>> Begin Supplied records

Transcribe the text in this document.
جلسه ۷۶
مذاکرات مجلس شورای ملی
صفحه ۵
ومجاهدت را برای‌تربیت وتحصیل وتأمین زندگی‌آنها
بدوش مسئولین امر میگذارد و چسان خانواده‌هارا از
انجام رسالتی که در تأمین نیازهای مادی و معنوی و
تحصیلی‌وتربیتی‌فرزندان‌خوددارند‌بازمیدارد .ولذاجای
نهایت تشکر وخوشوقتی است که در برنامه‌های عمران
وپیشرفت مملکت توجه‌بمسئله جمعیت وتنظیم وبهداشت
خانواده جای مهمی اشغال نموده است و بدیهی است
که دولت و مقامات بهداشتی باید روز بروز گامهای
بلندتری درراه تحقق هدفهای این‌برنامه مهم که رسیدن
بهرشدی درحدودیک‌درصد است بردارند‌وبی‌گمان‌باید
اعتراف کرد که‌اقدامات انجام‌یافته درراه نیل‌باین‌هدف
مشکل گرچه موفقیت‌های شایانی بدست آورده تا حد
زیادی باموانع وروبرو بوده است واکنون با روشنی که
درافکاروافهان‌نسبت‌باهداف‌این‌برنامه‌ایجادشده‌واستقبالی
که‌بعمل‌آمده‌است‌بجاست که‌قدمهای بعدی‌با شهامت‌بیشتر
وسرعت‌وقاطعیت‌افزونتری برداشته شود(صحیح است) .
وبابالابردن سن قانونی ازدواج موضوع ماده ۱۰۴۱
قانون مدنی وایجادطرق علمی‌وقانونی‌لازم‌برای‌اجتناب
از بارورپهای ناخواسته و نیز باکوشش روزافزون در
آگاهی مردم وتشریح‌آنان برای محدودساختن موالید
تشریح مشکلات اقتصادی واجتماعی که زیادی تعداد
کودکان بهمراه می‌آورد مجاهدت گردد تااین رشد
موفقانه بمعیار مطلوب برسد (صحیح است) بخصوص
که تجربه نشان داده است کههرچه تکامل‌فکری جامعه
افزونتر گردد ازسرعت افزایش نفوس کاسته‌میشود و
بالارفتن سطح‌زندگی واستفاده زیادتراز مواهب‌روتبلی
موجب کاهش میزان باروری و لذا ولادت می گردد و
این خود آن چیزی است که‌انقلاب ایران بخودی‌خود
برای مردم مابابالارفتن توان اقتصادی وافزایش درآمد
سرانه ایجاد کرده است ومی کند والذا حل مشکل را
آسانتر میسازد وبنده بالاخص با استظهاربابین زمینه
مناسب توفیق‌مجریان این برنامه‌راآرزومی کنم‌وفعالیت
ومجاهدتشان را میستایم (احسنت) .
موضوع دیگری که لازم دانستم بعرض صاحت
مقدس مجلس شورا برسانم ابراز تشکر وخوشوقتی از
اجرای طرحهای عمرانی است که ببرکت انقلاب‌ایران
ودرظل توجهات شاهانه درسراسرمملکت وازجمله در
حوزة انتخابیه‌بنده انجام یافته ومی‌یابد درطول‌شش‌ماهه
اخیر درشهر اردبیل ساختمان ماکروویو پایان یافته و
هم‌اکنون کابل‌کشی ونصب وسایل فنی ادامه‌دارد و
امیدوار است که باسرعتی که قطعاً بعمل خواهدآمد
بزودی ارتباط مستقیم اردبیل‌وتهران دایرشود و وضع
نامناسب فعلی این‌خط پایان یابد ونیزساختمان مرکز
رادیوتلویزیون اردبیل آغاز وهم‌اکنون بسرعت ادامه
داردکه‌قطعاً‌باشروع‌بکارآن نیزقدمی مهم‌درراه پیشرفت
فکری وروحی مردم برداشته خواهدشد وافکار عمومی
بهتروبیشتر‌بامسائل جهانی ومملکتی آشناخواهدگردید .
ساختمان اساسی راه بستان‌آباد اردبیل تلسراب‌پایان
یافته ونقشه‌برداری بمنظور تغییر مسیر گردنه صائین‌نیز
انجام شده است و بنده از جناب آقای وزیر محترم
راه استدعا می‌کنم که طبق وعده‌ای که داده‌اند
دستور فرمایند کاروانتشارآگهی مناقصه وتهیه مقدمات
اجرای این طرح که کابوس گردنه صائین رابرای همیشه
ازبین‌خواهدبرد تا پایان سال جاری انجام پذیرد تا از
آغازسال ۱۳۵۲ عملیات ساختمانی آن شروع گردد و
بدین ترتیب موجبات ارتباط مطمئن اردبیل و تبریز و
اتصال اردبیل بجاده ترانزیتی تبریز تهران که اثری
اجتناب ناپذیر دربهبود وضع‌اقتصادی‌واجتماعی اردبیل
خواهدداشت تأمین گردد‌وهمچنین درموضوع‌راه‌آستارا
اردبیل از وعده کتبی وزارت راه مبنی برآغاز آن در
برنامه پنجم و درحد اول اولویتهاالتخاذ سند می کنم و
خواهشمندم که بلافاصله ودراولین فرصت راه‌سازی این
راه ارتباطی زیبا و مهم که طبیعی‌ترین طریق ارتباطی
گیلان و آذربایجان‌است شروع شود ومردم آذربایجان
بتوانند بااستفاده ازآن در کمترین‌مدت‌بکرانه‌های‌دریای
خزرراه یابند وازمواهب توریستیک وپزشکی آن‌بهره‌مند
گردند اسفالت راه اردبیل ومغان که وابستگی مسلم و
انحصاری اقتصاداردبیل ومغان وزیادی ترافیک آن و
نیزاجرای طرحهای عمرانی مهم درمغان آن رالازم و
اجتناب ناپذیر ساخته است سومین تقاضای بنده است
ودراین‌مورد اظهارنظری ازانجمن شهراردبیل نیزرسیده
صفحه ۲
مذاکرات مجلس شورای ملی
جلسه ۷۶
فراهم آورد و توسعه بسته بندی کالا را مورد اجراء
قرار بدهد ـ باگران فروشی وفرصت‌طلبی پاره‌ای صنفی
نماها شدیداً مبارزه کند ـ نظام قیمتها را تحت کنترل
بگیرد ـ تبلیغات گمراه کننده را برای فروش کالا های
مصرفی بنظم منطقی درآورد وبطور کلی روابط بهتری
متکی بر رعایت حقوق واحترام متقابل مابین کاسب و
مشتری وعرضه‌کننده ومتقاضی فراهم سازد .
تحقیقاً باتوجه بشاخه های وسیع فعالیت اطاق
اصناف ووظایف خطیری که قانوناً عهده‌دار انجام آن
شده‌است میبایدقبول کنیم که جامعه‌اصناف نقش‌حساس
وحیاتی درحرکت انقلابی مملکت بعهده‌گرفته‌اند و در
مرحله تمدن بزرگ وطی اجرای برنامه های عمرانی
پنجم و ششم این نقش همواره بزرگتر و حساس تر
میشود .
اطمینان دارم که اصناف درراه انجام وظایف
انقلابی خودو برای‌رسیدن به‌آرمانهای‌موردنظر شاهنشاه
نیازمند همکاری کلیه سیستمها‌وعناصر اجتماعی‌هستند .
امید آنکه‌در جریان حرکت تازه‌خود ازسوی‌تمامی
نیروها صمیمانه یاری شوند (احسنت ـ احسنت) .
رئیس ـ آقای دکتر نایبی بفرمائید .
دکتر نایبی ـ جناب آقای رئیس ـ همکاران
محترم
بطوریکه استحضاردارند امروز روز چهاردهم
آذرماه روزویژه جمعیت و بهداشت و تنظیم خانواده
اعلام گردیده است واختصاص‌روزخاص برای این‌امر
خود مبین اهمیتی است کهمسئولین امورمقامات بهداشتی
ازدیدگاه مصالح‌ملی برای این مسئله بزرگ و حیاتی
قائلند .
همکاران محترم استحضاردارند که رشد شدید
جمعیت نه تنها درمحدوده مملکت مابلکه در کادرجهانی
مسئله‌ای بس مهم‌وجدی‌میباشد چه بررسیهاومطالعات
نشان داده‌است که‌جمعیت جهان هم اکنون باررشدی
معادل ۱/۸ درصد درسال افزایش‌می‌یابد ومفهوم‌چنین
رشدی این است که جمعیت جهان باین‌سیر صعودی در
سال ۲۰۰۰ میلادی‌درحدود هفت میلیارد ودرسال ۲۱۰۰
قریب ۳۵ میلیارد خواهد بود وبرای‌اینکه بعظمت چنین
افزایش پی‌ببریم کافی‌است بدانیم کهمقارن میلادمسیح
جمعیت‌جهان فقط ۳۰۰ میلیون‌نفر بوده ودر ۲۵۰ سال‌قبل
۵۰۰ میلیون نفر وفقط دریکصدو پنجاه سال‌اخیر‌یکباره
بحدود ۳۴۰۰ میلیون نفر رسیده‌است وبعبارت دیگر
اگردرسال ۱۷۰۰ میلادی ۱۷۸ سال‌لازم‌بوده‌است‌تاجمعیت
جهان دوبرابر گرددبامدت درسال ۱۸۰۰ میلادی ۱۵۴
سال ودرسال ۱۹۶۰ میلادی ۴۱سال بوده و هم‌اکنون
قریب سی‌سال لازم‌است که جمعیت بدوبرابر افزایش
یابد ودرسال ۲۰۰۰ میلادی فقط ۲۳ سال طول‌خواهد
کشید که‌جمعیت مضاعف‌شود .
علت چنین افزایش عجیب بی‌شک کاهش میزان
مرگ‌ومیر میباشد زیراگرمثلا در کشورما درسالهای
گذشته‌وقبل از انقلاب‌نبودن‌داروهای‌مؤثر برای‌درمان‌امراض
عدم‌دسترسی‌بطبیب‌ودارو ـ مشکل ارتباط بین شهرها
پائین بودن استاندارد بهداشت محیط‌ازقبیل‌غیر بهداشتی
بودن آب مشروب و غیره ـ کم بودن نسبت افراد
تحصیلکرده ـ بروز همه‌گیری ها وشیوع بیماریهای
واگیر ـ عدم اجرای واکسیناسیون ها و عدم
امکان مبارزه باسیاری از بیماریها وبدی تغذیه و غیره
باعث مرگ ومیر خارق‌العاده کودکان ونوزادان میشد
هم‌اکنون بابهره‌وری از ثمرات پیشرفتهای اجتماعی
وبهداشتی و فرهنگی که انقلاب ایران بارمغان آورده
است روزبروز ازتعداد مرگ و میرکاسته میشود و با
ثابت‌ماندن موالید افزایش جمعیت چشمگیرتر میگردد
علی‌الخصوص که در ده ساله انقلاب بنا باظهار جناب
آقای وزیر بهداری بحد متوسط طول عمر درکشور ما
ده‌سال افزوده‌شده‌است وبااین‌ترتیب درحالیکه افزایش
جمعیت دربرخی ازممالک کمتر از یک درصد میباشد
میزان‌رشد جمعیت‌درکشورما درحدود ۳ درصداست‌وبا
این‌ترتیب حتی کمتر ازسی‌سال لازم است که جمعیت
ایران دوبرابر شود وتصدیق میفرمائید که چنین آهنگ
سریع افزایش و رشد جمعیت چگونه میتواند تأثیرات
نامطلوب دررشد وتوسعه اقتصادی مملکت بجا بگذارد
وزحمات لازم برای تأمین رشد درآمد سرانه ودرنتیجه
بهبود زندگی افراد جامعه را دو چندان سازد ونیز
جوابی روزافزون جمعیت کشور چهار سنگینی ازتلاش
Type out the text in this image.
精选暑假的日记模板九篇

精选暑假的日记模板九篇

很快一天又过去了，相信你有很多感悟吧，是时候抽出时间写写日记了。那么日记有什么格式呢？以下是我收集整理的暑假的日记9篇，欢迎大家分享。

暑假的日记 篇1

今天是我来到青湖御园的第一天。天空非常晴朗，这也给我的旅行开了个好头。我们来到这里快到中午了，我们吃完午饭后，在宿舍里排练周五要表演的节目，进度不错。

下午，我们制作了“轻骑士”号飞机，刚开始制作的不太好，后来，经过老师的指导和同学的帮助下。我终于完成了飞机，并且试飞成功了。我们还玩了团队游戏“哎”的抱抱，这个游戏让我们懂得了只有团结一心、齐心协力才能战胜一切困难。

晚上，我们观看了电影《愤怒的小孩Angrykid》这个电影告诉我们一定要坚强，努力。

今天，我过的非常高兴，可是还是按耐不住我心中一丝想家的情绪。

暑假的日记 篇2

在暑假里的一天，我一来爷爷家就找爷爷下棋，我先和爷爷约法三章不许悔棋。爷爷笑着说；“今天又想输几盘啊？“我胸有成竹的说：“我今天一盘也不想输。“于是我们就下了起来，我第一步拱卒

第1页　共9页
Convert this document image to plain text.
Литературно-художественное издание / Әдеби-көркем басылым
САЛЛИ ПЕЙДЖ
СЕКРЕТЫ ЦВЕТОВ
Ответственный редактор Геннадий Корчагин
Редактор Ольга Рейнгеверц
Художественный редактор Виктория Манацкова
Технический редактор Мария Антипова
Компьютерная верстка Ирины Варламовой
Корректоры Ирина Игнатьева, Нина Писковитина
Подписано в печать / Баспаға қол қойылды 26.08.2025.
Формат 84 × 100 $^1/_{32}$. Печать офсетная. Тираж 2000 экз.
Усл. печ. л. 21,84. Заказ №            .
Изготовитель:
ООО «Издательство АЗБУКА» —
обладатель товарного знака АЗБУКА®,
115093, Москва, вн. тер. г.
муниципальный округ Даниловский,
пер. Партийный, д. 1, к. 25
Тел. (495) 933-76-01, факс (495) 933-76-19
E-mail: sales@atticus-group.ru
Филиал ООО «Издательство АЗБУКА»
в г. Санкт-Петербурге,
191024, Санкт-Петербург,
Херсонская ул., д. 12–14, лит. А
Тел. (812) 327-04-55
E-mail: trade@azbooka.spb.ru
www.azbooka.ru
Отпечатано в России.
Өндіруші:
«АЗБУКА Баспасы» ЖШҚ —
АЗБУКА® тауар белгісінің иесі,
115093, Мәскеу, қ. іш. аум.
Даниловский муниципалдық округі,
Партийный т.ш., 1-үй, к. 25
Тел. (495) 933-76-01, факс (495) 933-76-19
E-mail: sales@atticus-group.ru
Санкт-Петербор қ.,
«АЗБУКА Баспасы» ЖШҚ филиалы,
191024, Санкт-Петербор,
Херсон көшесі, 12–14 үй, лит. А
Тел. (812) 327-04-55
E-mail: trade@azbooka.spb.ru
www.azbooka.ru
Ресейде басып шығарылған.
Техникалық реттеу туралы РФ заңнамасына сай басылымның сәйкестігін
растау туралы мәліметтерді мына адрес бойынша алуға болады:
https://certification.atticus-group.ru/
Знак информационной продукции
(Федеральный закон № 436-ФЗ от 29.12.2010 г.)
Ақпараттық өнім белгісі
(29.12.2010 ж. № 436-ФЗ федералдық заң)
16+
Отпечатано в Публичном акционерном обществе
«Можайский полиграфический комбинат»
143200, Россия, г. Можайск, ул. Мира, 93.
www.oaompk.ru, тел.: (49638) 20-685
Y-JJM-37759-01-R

>> End Supplied records

_What this task involves_
Collect every line with the string "داده" from the records, and copy each.

_Result for this task_
که تجربه نشان داده است کههرچه تکامل‌فکری جامعه
راه استدعا می‌کنم که طبق وعده‌ای که داده‌اند
نشان داده‌است که‌جمعیت جهان هم اکنون باررشدی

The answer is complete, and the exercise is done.